* WHAT YOU HAVE TO DO *
Transcribe each of the records below exactly, excluding all pictures.
== MATERIAL TO PROCESS
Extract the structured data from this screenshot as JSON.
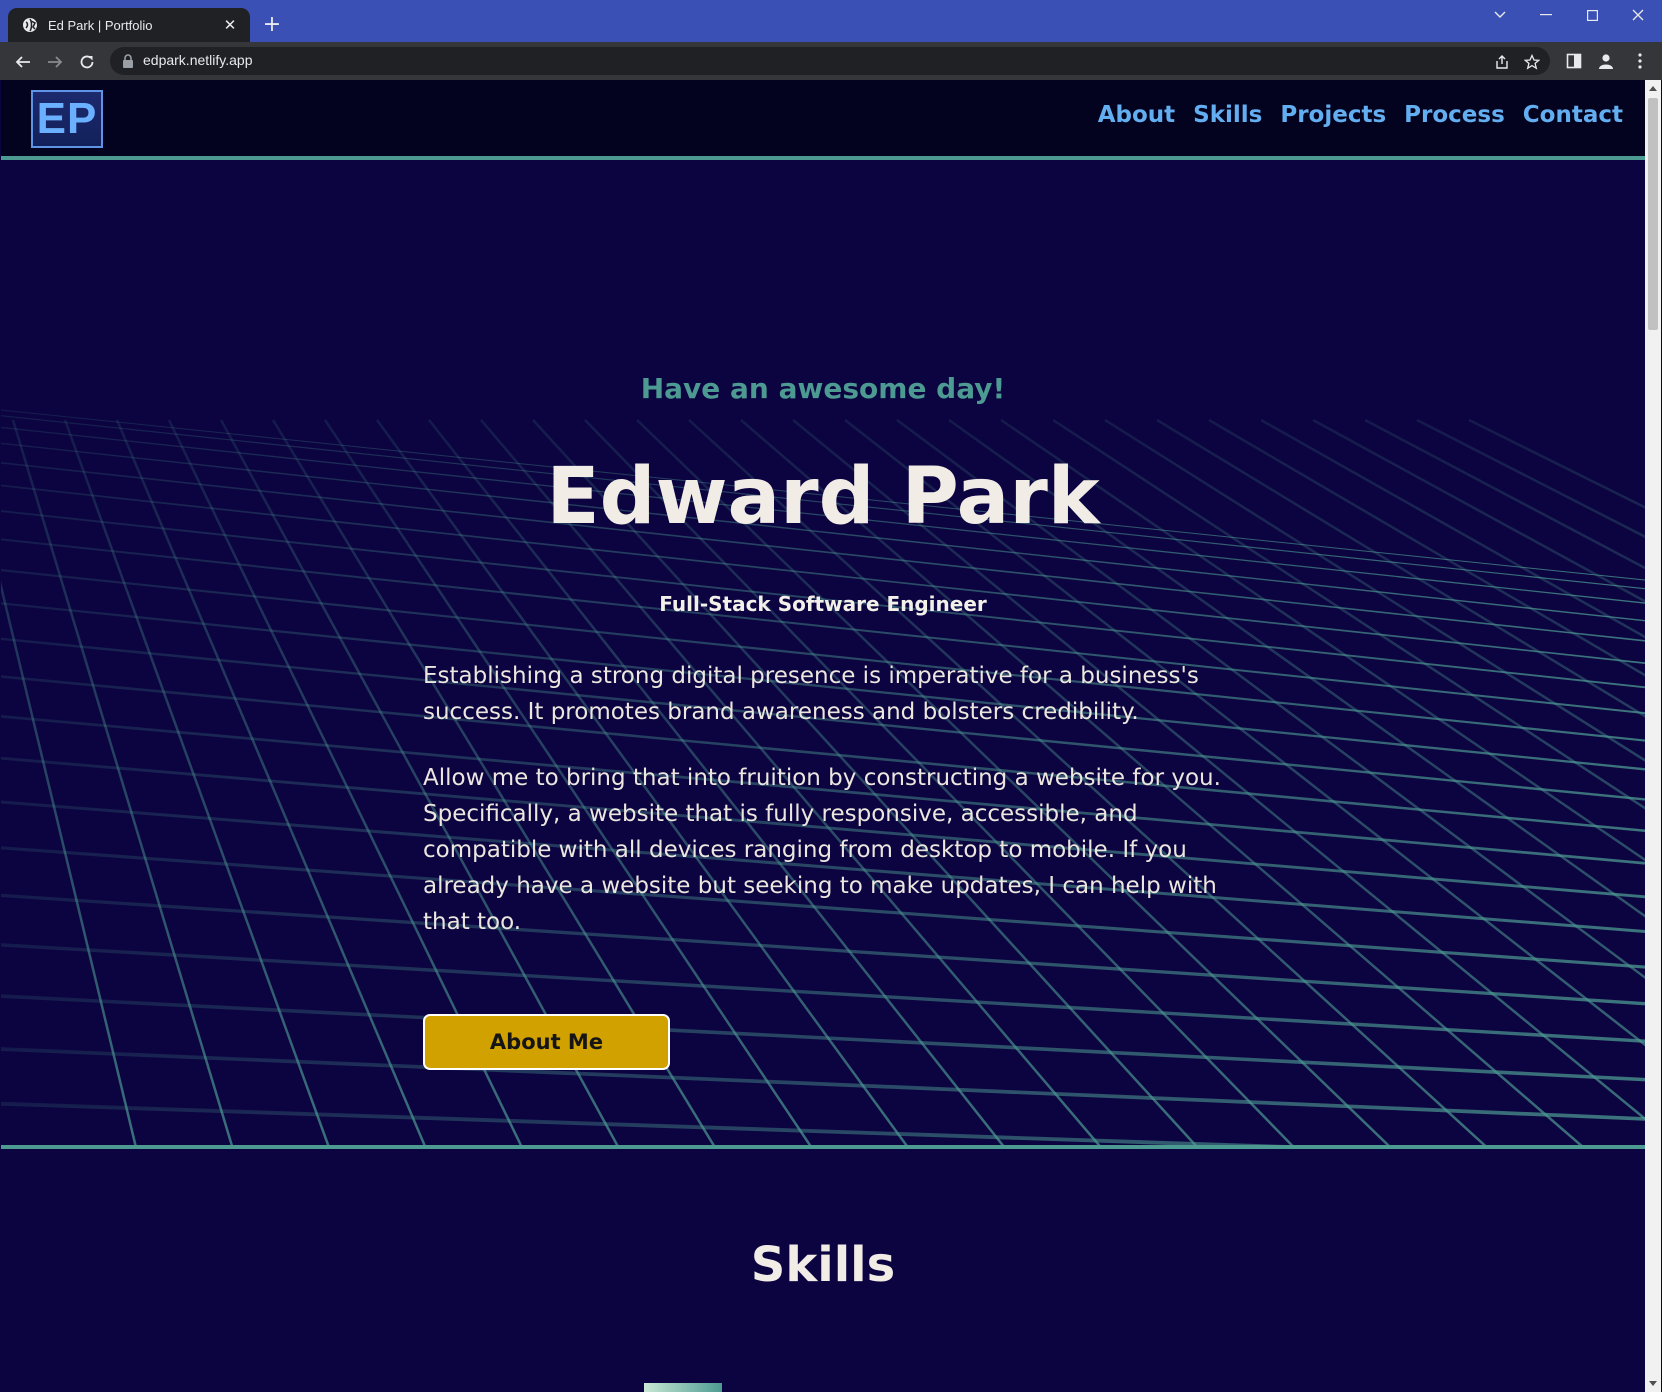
{
  "browser": {
    "tab_title": "Ed Park | Portfolio",
    "tab_close": "✕",
    "new_tab": "+",
    "url": "edpark.netlify.app"
  },
  "site": {
    "logo": "EP",
    "nav": [
      "About",
      "Skills",
      "Projects",
      "Process",
      "Contact"
    ]
  },
  "hero": {
    "greeting": "Have an awesome day!",
    "name": "Edward Park",
    "role": "Full-Stack Software Engineer",
    "paragraph1": "Establishing a strong digital presence is imperative for a business's success. It promotes brand awareness and bolsters credibility.",
    "paragraph2": "Allow me to bring that into fruition by constructing a website for you. Specifically, a website that is fully responsive, accessible, and compatible with all devices ranging from desktop to mobile. If you already have a website but seeking to make updates, I can help with that too.",
    "cta_label": "About Me"
  },
  "skills": {
    "title": "Skills"
  },
  "colors": {
    "chrome_titlebar": "#3a50b4",
    "page_bg": "#0b0440",
    "header_bg": "#03031f",
    "accent_teal": "#4d9a92",
    "nav_link": "#63aef0",
    "cta_bg": "#d1a100"
  },
  "icons": [
    "globe-icon",
    "close-icon",
    "plus-icon",
    "chevron-down-icon",
    "minimize-icon",
    "maximize-icon",
    "window-close-icon",
    "back-arrow-icon",
    "forward-arrow-icon",
    "reload-icon",
    "lock-icon",
    "share-icon",
    "star-icon",
    "side-panel-icon",
    "profile-icon",
    "kebab-menu-icon"
  ]
}
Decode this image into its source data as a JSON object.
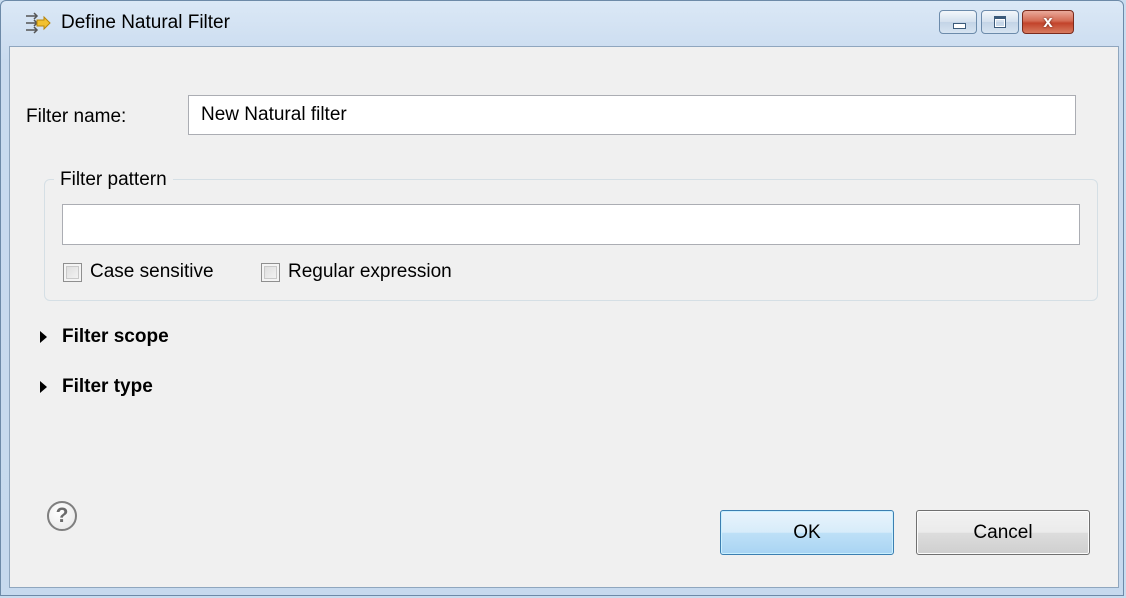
====
* FULL RESPONSE *
Extract the structured data from this screenshot as JSON.
{
  "browser": {
    "tab_title": "Ed Park | Portfolio",
    "tab_close": "✕",
    "new_tab": "+",
    "url": "edpark.netlify.app"
  },
  "site": {
    "logo": "EP",
    "nav": [
      "About",
      "Skills",
      "Projects",
      "Process",
      "Contact"
    ]
  },
  "hero": {
    "greeting": "Have an awesome day!",
    "name": "Edward Park",
    "role": "Full-Stack Software Engineer",
    "paragraph1": "Establishing a strong digital presence is imperative for a business's success. It promotes brand awareness and bolsters credibility.",
    "paragraph2": "Allow me to bring that into fruition by constructing a website for you. Specifically, a website that is fully responsive, accessible, and compatible with all devices ranging from desktop to mobile. If you already have a website but seeking to make updates, I can help with that too.",
    "cta_label": "About Me"
  },
  "skills": {
    "title": "Skills"
  },
  "colors": {
    "chrome_titlebar": "#3a50b4",
    "page_bg": "#0b0440",
    "header_bg": "#03031f",
    "accent_teal": "#4d9a92",
    "nav_link": "#63aef0",
    "cta_bg": "#d1a100"
  },
  "icons": [
    "globe-icon",
    "close-icon",
    "plus-icon",
    "chevron-down-icon",
    "minimize-icon",
    "maximize-icon",
    "window-close-icon",
    "back-arrow-icon",
    "forward-arrow-icon",
    "reload-icon",
    "lock-icon",
    "share-icon",
    "star-icon",
    "side-panel-icon",
    "profile-icon",
    "kebab-menu-icon"
  ]
}
Decode this image into its source data as a JSON object.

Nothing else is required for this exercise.